**OBJECTIVE**
Repeat the full listing, word for word.

**ENTRIES SUPPLIED**
= = = = =
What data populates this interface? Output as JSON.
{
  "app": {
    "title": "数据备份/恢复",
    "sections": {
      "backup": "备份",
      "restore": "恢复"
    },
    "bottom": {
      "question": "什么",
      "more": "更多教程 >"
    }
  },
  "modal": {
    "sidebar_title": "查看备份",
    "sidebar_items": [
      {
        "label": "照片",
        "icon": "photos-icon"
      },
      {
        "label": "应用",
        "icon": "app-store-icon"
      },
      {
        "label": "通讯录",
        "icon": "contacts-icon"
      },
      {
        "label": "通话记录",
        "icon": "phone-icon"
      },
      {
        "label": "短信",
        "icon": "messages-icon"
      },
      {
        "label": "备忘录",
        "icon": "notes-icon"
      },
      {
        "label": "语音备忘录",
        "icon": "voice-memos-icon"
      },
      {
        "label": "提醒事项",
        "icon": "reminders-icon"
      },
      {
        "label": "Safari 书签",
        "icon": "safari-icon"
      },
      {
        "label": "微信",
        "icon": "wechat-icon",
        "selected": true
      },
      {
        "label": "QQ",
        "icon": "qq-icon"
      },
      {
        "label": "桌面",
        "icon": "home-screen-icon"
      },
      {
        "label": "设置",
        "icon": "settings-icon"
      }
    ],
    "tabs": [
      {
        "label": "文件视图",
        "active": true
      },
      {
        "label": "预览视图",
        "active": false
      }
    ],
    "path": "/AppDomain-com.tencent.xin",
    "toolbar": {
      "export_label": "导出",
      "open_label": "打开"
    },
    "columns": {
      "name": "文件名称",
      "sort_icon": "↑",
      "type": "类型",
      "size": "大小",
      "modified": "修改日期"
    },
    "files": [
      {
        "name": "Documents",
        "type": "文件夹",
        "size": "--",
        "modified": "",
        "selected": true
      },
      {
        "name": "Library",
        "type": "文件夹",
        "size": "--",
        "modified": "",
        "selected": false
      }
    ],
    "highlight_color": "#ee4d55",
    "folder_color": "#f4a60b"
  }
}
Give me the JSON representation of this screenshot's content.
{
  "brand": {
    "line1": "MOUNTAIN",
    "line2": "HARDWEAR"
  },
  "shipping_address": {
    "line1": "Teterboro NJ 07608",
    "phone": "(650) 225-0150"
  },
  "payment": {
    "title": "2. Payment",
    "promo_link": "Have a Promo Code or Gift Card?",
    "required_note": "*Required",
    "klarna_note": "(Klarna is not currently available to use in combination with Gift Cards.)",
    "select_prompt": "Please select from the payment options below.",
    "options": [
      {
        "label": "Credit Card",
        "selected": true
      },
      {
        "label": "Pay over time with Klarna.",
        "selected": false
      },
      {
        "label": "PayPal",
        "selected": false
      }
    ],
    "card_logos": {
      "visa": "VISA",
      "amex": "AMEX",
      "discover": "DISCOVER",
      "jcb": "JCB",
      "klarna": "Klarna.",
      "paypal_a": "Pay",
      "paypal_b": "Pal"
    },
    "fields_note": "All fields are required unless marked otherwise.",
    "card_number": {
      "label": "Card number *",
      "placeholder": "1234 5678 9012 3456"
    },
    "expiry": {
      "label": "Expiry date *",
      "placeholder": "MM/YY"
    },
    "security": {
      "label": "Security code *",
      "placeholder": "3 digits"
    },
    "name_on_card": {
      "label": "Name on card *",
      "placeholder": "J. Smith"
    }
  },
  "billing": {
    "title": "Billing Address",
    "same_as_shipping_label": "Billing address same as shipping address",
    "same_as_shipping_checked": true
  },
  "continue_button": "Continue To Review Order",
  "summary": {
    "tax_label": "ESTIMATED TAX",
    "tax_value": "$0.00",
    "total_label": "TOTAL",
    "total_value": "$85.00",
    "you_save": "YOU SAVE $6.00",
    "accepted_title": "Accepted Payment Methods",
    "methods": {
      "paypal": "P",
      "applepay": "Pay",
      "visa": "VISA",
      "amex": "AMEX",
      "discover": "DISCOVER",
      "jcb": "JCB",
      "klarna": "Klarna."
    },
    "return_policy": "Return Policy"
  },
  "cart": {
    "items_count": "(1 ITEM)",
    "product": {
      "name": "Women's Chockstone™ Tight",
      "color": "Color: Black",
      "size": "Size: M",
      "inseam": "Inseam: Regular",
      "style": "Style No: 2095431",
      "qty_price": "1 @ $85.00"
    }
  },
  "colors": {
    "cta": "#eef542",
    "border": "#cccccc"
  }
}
= = = = =
**EXERCISE SOLUTION**
What data populates this interface? Output as JSON.
{
  "app": {
    "title": "数据备份/恢复",
    "sections": {
      "backup": "备份",
      "restore": "恢复"
    },
    "bottom": {
      "question": "什么",
      "more": "更多教程 >"
    }
  },
  "modal": {
    "sidebar_title": "查看备份",
    "sidebar_items": [
      {
        "label": "照片",
        "icon": "photos-icon"
      },
      {
        "label": "应用",
        "icon": "app-store-icon"
      },
      {
        "label": "通讯录",
        "icon": "contacts-icon"
      },
      {
        "label": "通话记录",
        "icon": "phone-icon"
      },
      {
        "label": "短信",
        "icon": "messages-icon"
      },
      {
        "label": "备忘录",
        "icon": "notes-icon"
      },
      {
        "label": "语音备忘录",
        "icon": "voice-memos-icon"
      },
      {
        "label": "提醒事项",
        "icon": "reminders-icon"
      },
      {
        "label": "Safari 书签",
        "icon": "safari-icon"
      },
      {
        "label": "微信",
        "icon": "wechat-icon",
        "selected": true
      },
      {
        "label": "QQ",
        "icon": "qq-icon"
      },
      {
        "label": "桌面",
        "icon": "home-screen-icon"
      },
      {
        "label": "设置",
        "icon": "settings-icon"
      }
    ],
    "tabs": [
      {
        "label": "文件视图",
        "active": true
      },
      {
        "label": "预览视图",
        "active": false
      }
    ],
    "path": "/AppDomain-com.tencent.xin",
    "toolbar": {
      "export_label": "导出",
      "open_label": "打开"
    },
    "columns": {
      "name": "文件名称",
      "sort_icon": "↑",
      "type": "类型",
      "size": "大小",
      "modified": "修改日期"
    },
    "files": [
      {
        "name": "Documents",
        "type": "文件夹",
        "size": "--",
        "modified": "",
        "selected": true
      },
      {
        "name": "Library",
        "type": "文件夹",
        "size": "--",
        "modified": "",
        "selected": false
      }
    ],
    "highlight_color": "#ee4d55",
    "folder_color": "#f4a60b"
  }
}
Give me the JSON representation of this screenshot's content.
{
  "brand": {
    "line1": "MOUNTAIN",
    "line2": "HARDWEAR"
  },
  "shipping_address": {
    "line1": "Teterboro NJ 07608",
    "phone": "(650) 225-0150"
  },
  "payment": {
    "title": "2. Payment",
    "promo_link": "Have a Promo Code or Gift Card?",
    "required_note": "*Required",
    "klarna_note": "(Klarna is not currently available to use in combination with Gift Cards.)",
    "select_prompt": "Please select from the payment options below.",
    "options": [
      {
        "label": "Credit Card",
        "selected": true
      },
      {
        "label": "Pay over time with Klarna.",
        "selected": false
      },
      {
        "label": "PayPal",
        "selected": false
      }
    ],
    "card_logos": {
      "visa": "VISA",
      "amex": "AMEX",
      "discover": "DISCOVER",
      "jcb": "JCB",
      "klarna": "Klarna.",
      "paypal_a": "Pay",
      "paypal_b": "Pal"
    },
    "fields_note": "All fields are required unless marked otherwise.",
    "card_number": {
      "label": "Card number *",
      "placeholder": "1234 5678 9012 3456"
    },
    "expiry": {
      "label": "Expiry date *",
      "placeholder": "MM/YY"
    },
    "security": {
      "label": "Security code *",
      "placeholder": "3 digits"
    },
    "name_on_card": {
      "label": "Name on card *",
      "placeholder": "J. Smith"
    }
  },
  "billing": {
    "title": "Billing Address",
    "same_as_shipping_label": "Billing address same as shipping address",
    "same_as_shipping_checked": true
  },
  "continue_button": "Continue To Review Order",
  "summary": {
    "tax_label": "ESTIMATED TAX",
    "tax_value": "$0.00",
    "total_label": "TOTAL",
    "total_value": "$85.00",
    "you_save": "YOU SAVE $6.00",
    "accepted_title": "Accepted Payment Methods",
    "methods": {
      "paypal": "P",
      "applepay": "Pay",
      "visa": "VISA",
      "amex": "AMEX",
      "discover": "DISCOVER",
      "jcb": "JCB",
      "klarna": "Klarna."
    },
    "return_policy": "Return Policy"
  },
  "cart": {
    "items_count": "(1 ITEM)",
    "product": {
      "name": "Women's Chockstone™ Tight",
      "color": "Color: Black",
      "size": "Size: M",
      "inseam": "Inseam: Regular",
      "style": "Style No: 2095431",
      "qty_price": "1 @ $85.00"
    }
  },
  "colors": {
    "cta": "#eef542",
    "border": "#cccccc"
  }
}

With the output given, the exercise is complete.